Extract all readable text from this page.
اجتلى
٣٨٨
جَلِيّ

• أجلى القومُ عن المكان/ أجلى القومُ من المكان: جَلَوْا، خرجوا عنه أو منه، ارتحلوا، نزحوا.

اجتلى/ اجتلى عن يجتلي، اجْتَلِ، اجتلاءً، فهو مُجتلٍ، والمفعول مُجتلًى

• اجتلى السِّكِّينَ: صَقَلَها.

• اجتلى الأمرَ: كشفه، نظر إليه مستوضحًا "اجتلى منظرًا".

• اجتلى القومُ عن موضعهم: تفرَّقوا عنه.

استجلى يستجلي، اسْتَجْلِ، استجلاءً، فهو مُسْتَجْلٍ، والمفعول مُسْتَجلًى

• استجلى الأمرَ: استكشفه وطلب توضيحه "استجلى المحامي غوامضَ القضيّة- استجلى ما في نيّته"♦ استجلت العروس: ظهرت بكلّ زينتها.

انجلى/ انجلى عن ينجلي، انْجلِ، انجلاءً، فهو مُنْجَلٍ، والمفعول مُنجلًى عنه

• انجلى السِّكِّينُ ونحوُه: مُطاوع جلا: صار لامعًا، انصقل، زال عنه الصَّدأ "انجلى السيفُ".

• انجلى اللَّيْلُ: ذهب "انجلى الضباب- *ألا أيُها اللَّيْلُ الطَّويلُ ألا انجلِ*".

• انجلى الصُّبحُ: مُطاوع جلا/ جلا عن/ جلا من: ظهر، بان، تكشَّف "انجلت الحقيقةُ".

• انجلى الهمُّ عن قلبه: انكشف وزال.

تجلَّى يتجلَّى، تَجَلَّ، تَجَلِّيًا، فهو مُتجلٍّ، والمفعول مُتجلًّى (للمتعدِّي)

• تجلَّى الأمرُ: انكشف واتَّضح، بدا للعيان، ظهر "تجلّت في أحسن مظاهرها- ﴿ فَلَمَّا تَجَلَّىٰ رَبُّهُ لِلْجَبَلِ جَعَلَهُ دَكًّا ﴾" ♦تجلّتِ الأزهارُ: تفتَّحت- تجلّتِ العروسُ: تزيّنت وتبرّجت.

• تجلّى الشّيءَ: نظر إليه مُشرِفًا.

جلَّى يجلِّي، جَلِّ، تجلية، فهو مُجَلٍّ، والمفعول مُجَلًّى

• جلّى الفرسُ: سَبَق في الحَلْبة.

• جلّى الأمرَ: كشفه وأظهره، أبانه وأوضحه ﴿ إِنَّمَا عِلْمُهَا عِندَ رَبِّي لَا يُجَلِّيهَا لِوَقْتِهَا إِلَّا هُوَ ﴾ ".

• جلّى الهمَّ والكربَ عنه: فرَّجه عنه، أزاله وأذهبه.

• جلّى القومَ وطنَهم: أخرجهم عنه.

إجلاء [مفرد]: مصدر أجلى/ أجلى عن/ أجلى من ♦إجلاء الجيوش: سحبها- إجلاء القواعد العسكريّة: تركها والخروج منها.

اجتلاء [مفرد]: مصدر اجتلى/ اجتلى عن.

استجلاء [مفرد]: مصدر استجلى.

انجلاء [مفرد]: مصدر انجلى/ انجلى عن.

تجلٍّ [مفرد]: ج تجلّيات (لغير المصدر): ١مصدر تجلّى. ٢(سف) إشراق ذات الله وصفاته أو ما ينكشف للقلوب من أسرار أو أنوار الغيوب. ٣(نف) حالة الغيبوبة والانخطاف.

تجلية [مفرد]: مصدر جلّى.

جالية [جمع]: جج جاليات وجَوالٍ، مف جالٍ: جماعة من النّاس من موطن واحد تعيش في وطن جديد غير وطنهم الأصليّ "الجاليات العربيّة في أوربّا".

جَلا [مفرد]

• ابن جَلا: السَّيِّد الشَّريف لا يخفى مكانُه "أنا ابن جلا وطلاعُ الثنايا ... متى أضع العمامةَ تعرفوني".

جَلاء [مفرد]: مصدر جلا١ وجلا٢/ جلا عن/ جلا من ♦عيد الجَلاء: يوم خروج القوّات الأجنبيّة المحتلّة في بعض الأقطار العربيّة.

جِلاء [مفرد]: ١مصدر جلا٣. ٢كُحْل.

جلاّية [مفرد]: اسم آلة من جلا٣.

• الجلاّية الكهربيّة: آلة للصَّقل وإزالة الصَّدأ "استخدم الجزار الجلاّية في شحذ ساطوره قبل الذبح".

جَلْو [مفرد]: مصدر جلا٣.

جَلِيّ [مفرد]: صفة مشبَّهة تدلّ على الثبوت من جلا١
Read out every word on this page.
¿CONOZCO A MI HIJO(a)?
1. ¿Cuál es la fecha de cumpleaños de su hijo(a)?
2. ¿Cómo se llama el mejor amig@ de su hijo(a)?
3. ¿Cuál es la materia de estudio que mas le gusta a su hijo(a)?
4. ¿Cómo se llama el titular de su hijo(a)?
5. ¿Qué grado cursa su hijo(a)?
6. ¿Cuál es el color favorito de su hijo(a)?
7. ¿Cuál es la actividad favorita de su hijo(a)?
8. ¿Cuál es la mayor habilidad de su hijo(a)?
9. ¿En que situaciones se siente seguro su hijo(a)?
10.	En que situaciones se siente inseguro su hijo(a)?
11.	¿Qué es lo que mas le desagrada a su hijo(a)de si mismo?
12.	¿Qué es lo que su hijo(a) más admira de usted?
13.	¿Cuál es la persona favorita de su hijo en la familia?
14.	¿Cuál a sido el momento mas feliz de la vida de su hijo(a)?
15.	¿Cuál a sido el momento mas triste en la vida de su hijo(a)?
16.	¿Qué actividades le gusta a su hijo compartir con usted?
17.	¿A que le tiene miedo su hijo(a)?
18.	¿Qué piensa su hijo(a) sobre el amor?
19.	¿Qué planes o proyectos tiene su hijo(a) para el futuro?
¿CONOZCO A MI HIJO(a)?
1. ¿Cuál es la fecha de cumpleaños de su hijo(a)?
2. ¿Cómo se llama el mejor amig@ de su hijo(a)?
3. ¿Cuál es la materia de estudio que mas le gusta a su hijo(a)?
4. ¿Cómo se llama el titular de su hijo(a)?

■ The request
Reproduce exactly the lines from the one with "Read out every word on this page." through the end of the entries above, both ends included.

■ Final result
Read out every word on this page.
¿CONOZCO A MI HIJO(a)?
1. ¿Cuál es la fecha de cumpleaños de su hijo(a)?
2. ¿Cómo se llama el mejor amig@ de su hijo(a)?
3. ¿Cuál es la materia de estudio que mas le gusta a su hijo(a)?
4. ¿Cómo se llama el titular de su hijo(a)?
5. ¿Qué grado cursa su hijo(a)?
6. ¿Cuál es el color favorito de su hijo(a)?
7. ¿Cuál es la actividad favorita de su hijo(a)?
8. ¿Cuál es la mayor habilidad de su hijo(a)?
9. ¿En que situaciones se siente seguro su hijo(a)?
10.	En que situaciones se siente inseguro su hijo(a)?
11.	¿Qué es lo que mas le desagrada a su hijo(a)de si mismo?
12.	¿Qué es lo que su hijo(a) más admira de usted?
13.	¿Cuál es la persona favorita de su hijo en la familia?
14.	¿Cuál a sido el momento mas feliz de la vida de su hijo(a)?
15.	¿Cuál a sido el momento mas triste en la vida de su hijo(a)?
16.	¿Qué actividades le gusta a su hijo compartir con usted?
17.	¿A que le tiene miedo su hijo(a)?
18.	¿Qué piensa su hijo(a) sobre el amor?
19.	¿Qué planes o proyectos tiene su hijo(a) para el futuro?
¿CONOZCO A MI HIJO(a)?
1. ¿Cuál es la fecha de cumpleaños de su hijo(a)?
2. ¿Cómo se llama el mejor amig@ de su hijo(a)?
3. ¿Cuál es la materia de estudio que mas le gusta a su hijo(a)?
4. ¿Cómo se llama el titular de su hijo(a)?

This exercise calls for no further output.